What you need to do>
• A. Using the excerpt on water abundance, answer the following, one per line:
(i) Which river would a proposed canal connect to the Aral Basin?
(ii) Which river would be partly diverted north to refill Lake Chad?
(iii) What do urban cisterns harvest?
• B. Carry on the passage about creating water abundance, starting after its final sentence.

Other means to create water abundance span the gamut from traditional methods – contour berms to catch and percolate runoff, urban cisterns to harvest rainwater, or where necessary, massive new infrastructure projects to move large volumes of water from water rich areas to water poor areas. To save ecosystems and restore fisheries, why not build a canal connecting the massive Ob-Irtysh River to the Aral Basin? Diverting only a small fraction of the Ob-Irtysh’s annual flow would make a decisive contribution to restoring the Aral Sea. Why not divert a small percentage of the Ubangi River north to refill Lake Chad?

Stored data>

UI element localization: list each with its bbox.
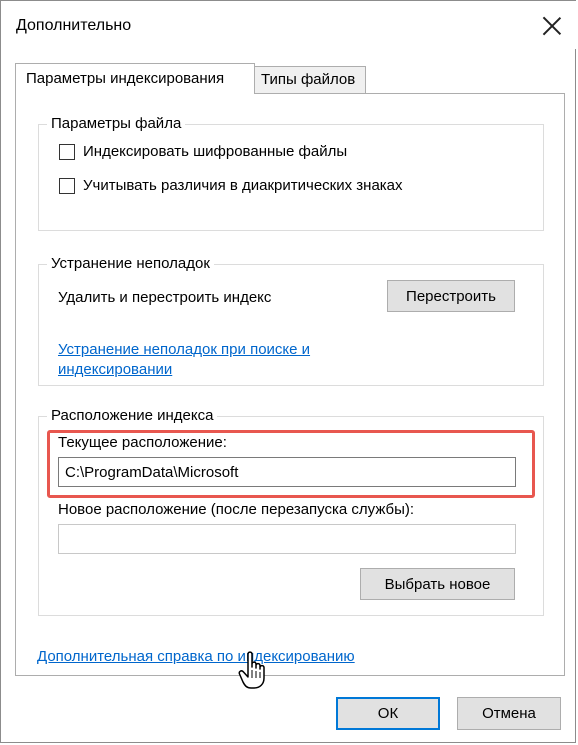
- index-location-legend: Расположение индекса: [47, 407, 218, 424]
- select-new-button[interactable]: Выбрать новое: [360, 568, 515, 600]
- cancel-button[interactable]: Отмена: [457, 697, 561, 730]
- file-settings-legend: Параметры файла: [47, 115, 186, 132]
- highlight-box: [47, 430, 535, 498]
- troubleshoot-search-link[interactable]: Устранение неполадок при поиске и индекс…: [58, 340, 310, 380]
- ok-button[interactable]: ОК: [336, 697, 440, 730]
- rebuild-index-text: Удалить и перестроить индекс: [58, 289, 272, 306]
- tab-panel: Параметры файла Индексировать шифрованны…: [15, 93, 565, 676]
- diacritics-checkbox[interactable]: [59, 178, 75, 194]
- diacritics-label[interactable]: Учитывать различия в диакритических знак…: [83, 177, 403, 194]
- tab-file-types-label: Типы файлов: [261, 71, 356, 88]
- new-location-label: Новое расположение (после перезапуска сл…: [58, 501, 415, 518]
- close-icon[interactable]: [537, 11, 567, 41]
- new-location-field[interactable]: [58, 524, 516, 554]
- encrypted-files-label[interactable]: Индексировать шифрованные файлы: [83, 143, 347, 160]
- troubleshoot-link-line1[interactable]: Устранение неполадок при поиске и: [58, 341, 310, 358]
- window-title: Дополнительно: [16, 17, 132, 34]
- file-settings-group: Параметры файла Индексировать шифрованны…: [38, 115, 544, 231]
- troubleshooting-legend: Устранение неполадок: [47, 255, 214, 272]
- indexing-help-link[interactable]: Дополнительная справка по индексированию: [37, 647, 355, 667]
- tab-index-settings-label: Параметры индексирования: [26, 70, 225, 87]
- rebuild-button[interactable]: Перестроить: [387, 280, 515, 312]
- encrypted-files-checkbox[interactable]: [59, 144, 75, 160]
- hand-cursor-icon: [238, 650, 272, 690]
- tab-file-types[interactable]: Типы файлов: [254, 66, 366, 94]
- troubleshoot-link-line2[interactable]: индексировании: [58, 361, 172, 378]
- advanced-options-dialog: Дополнительно Параметры индексирования Т…: [0, 0, 577, 743]
- troubleshooting-group: Устранение неполадок Удалить и перестрои…: [38, 255, 544, 386]
- title-bar: Дополнительно: [1, 1, 577, 49]
- tab-index-settings[interactable]: Параметры индексирования: [15, 63, 255, 94]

The answers>
• A.
(i) The Ob-Irtysh River
(ii) The Ubangi River
(iii) Rainwater

• B.
Finally, water reuse and desalination will guarantee water abundance in urban areas. High-rise agriculture, for example, can use gray water to irrigate hydroponic gardens at a commercial scale, and the transpiration these plants emit within these enclosed spaces can be harvested to yield pristine drinking water. Desalination is no longer a technology reserved for energy rich nations – it now only takes 2.0 kilowatt-hours to desalinate a cubic meter of seawater. Desalination already provides over 1 percent of the fresh water used world wide, over 30 km3 per year, and this total is rising fast. But water reuse is the most promising source of urban water of all – technologies now exist to create essentially a closed loop in urban areas. Water is used for drinking, then treated and piped back to use for irrigation and to refill reservoirs, then after percolating and filtering back into aquifers, is pumped up, treated, and used again for drinking.
Water abundance will enable us to grow all the food we want, using new strains of crops and new agricultural techniques that are enabling another revolution in yields, guaranteeing abundant food. Water abundance will allow us to finally begin refilling our depleted aquifers, restore our vanished lakes, and never have to wonder whether or not the next war might be fought to quench a nation’s thirst.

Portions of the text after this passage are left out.